┌─ DATA FOR THE TASK
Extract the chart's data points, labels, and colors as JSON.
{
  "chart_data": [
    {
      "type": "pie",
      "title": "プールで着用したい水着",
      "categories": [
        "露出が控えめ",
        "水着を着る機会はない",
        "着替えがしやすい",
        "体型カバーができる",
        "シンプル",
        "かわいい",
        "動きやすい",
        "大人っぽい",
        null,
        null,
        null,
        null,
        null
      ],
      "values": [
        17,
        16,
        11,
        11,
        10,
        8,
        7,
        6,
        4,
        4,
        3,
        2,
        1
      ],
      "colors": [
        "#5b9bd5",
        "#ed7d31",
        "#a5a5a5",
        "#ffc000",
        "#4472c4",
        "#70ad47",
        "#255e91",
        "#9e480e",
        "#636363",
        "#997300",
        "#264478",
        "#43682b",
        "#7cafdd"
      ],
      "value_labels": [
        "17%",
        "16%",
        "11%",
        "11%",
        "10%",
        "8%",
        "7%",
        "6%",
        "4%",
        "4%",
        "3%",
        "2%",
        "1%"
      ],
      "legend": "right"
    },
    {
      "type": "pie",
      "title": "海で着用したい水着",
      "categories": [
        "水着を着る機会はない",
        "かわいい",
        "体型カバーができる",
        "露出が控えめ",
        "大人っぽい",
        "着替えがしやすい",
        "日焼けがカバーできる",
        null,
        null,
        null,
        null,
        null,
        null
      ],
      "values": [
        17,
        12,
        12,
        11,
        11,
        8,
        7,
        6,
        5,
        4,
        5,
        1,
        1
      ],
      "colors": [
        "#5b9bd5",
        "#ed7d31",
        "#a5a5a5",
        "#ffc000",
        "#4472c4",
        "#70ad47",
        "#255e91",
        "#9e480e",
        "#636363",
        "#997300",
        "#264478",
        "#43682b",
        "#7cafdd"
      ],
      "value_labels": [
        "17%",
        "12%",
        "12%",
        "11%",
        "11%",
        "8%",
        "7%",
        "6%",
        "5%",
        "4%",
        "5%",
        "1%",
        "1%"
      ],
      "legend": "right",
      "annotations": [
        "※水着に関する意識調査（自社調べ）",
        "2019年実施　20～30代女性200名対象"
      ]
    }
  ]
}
└─
Give the listing again, word for word.

[RESULT]
Extract the chart's data points, labels, and colors as JSON.
{
  "chart_data": [
    {
      "type": "pie",
      "title": "プールで着用したい水着",
      "categories": [
        "露出が控えめ",
        "水着を着る機会はない",
        "着替えがしやすい",
        "体型カバーができる",
        "シンプル",
        "かわいい",
        "動きやすい",
        "大人っぽい",
        null,
        null,
        null,
        null,
        null
      ],
      "values": [
        17,
        16,
        11,
        11,
        10,
        8,
        7,
        6,
        4,
        4,
        3,
        2,
        1
      ],
      "colors": [
        "#5b9bd5",
        "#ed7d31",
        "#a5a5a5",
        "#ffc000",
        "#4472c4",
        "#70ad47",
        "#255e91",
        "#9e480e",
        "#636363",
        "#997300",
        "#264478",
        "#43682b",
        "#7cafdd"
      ],
      "value_labels": [
        "17%",
        "16%",
        "11%",
        "11%",
        "10%",
        "8%",
        "7%",
        "6%",
        "4%",
        "4%",
        "3%",
        "2%",
        "1%"
      ],
      "legend": "right"
    },
    {
      "type": "pie",
      "title": "海で着用したい水着",
      "categories": [
        "水着を着る機会はない",
        "かわいい",
        "体型カバーができる",
        "露出が控えめ",
        "大人っぽい",
        "着替えがしやすい",
        "日焼けがカバーできる",
        null,
        null,
        null,
        null,
        null,
        null
      ],
      "values": [
        17,
        12,
        12,
        11,
        11,
        8,
        7,
        6,
        5,
        4,
        5,
        1,
        1
      ],
      "colors": [
        "#5b9bd5",
        "#ed7d31",
        "#a5a5a5",
        "#ffc000",
        "#4472c4",
        "#70ad47",
        "#255e91",
        "#9e480e",
        "#636363",
        "#997300",
        "#264478",
        "#43682b",
        "#7cafdd"
      ],
      "value_labels": [
        "17%",
        "12%",
        "12%",
        "11%",
        "11%",
        "8%",
        "7%",
        "6%",
        "5%",
        "4%",
        "5%",
        "1%",
        "1%"
      ],
      "legend": "right",
      "annotations": [
        "※水着に関する意識調査（自社調べ）",
        "2019年実施　20～30代女性200名対象"
      ]
    }
  ]
}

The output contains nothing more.